* _Excerpted passage_:
== Segment start ==

Just Like MotherJust Like Mother

The "cult of motherhood" was never so literal!  After escaping as a child from an infamous radical feminist cult—the Mothers Collective—and being raised by loving, if elderly, adoptive parents, Maeve both longs for connection and is afraid to get in too deep.  When an online ancestry site yields a DNA match to her cousin Andrea, Maeve jumps at the chance to reconnect.  After all, they'd been as close as sisters back in their time in the Mothers Collective, and Andrea understands the trauma they grew up with without having to drag it all back into the light of day.  But to Maeve's surprise, Andrea has taken a very different approach to dealing with their past.  Rather than eschewing anything to do with motherhood as Maeve has, Andrea has dived right in.  In fact, she's made a fortune in the fertility and parenting industry.  Her lifestyle company provides, among other technologies, hyper-realistic robot babies designed to help mothers-to-be practice their skills and to give grieving parents, Andrea herself included, a chance to say goodbye to children lost in infancy.  Maeve finds the whole thing creepy, but when she loses her job, she's grateful for Andrea's offer to stay at her remote home, even if it does mean helping out with the parenting retreats.  But Andrea has plans for Maeve that involve more than just signing in guests when they arrive for retreats, and it's not long before Maeve begins to fear that her past may have caught up with her in more ways than one.

== Segment end ==

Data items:

== Segment start ==

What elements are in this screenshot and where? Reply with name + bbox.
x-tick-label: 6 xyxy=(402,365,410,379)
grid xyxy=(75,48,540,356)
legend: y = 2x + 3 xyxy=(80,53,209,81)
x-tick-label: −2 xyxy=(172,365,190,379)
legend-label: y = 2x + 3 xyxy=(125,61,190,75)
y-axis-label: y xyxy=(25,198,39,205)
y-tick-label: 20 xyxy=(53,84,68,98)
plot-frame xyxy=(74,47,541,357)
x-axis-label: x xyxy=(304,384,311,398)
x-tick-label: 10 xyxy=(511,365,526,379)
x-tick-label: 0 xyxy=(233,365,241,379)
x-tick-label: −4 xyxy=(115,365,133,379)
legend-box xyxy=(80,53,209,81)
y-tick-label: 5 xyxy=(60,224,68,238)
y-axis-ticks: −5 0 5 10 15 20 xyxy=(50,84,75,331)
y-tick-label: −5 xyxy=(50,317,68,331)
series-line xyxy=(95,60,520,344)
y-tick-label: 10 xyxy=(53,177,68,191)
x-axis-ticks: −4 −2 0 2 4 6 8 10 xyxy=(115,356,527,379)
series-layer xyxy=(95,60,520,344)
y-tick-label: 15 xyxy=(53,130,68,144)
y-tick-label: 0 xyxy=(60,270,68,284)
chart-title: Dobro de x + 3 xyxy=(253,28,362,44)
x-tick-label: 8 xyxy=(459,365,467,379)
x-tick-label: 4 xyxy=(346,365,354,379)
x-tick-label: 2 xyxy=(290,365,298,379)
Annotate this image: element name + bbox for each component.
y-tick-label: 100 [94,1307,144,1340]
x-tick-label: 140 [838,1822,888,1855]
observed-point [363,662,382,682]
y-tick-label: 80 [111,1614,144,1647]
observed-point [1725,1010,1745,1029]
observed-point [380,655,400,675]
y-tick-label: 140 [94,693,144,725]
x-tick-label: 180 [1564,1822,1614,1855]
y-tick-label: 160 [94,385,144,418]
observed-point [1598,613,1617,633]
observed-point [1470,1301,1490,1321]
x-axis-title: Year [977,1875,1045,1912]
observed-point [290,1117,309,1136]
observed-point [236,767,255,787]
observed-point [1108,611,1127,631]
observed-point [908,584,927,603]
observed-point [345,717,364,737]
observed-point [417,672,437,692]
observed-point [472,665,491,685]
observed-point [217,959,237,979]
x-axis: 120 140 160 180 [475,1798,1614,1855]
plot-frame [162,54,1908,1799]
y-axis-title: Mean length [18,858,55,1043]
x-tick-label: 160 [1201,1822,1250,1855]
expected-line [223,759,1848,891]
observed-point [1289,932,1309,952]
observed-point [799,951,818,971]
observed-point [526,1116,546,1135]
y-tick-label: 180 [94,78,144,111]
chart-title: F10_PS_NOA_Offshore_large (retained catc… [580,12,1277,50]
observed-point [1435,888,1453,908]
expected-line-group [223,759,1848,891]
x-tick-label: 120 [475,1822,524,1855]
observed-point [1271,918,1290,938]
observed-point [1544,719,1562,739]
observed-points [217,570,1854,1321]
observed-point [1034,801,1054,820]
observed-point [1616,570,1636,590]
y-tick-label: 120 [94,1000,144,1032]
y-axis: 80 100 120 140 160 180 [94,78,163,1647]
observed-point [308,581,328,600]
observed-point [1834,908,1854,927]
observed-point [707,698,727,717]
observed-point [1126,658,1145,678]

== Segment end ==

* _Exercise description_: Give each word the book description uses to describe the parents who raised Maeve.

* _Answer section_: Loving, elderly, adoptive